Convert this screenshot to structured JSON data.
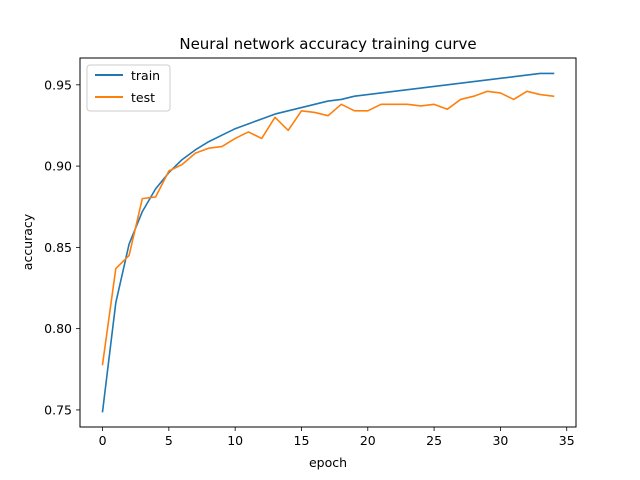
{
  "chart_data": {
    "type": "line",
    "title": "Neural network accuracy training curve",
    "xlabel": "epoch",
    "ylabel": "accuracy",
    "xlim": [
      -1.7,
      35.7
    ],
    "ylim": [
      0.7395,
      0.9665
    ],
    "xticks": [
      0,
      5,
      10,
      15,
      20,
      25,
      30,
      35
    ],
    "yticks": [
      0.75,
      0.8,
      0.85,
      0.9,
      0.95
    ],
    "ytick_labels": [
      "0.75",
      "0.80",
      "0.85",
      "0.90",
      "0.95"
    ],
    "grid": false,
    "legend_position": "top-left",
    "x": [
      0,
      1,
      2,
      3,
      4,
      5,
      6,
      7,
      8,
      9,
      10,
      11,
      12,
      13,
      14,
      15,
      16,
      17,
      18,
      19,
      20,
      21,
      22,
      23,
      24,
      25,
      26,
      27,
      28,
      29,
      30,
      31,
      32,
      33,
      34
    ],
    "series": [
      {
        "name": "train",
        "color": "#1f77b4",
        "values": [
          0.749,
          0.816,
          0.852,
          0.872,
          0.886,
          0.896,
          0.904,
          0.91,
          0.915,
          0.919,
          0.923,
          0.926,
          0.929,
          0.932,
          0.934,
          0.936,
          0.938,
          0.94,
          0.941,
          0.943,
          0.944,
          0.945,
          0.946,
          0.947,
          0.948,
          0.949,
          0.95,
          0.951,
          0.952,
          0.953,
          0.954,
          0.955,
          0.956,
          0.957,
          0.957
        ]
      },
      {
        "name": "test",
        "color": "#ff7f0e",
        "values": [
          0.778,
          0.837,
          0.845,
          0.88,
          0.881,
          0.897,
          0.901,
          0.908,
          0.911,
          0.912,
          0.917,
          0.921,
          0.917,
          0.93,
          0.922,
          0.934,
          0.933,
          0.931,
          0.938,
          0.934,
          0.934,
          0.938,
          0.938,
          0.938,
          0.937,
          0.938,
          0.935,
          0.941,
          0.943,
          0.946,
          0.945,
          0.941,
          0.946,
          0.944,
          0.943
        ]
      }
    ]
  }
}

○ ○ ○ ○ ○ ○ ○

▶ [Task instructions] Pictures in the records above should not be copied. Repeat everything else exactly.

▶ [Task answer]
Convert this screenshot to structured JSON data.
{
  "chart_data": {
    "type": "line",
    "title": "Neural network accuracy training curve",
    "xlabel": "epoch",
    "ylabel": "accuracy",
    "xlim": [
      -1.7,
      35.7
    ],
    "ylim": [
      0.7395,
      0.9665
    ],
    "xticks": [
      0,
      5,
      10,
      15,
      20,
      25,
      30,
      35
    ],
    "yticks": [
      0.75,
      0.8,
      0.85,
      0.9,
      0.95
    ],
    "ytick_labels": [
      "0.75",
      "0.80",
      "0.85",
      "0.90",
      "0.95"
    ],
    "grid": false,
    "legend_position": "top-left",
    "x": [
      0,
      1,
      2,
      3,
      4,
      5,
      6,
      7,
      8,
      9,
      10,
      11,
      12,
      13,
      14,
      15,
      16,
      17,
      18,
      19,
      20,
      21,
      22,
      23,
      24,
      25,
      26,
      27,
      28,
      29,
      30,
      31,
      32,
      33,
      34
    ],
    "series": [
      {
        "name": "train",
        "color": "#1f77b4",
        "values": [
          0.749,
          0.816,
          0.852,
          0.872,
          0.886,
          0.896,
          0.904,
          0.91,
          0.915,
          0.919,
          0.923,
          0.926,
          0.929,
          0.932,
          0.934,
          0.936,
          0.938,
          0.94,
          0.941,
          0.943,
          0.944,
          0.945,
          0.946,
          0.947,
          0.948,
          0.949,
          0.95,
          0.951,
          0.952,
          0.953,
          0.954,
          0.955,
          0.956,
          0.957,
          0.957
        ]
      },
      {
        "name": "test",
        "color": "#ff7f0e",
        "values": [
          0.778,
          0.837,
          0.845,
          0.88,
          0.881,
          0.897,
          0.901,
          0.908,
          0.911,
          0.912,
          0.917,
          0.921,
          0.917,
          0.93,
          0.922,
          0.934,
          0.933,
          0.931,
          0.938,
          0.934,
          0.934,
          0.938,
          0.938,
          0.938,
          0.937,
          0.938,
          0.935,
          0.941,
          0.943,
          0.946,
          0.945,
          0.941,
          0.946,
          0.944,
          0.943
        ]
      }
    ]
  }
}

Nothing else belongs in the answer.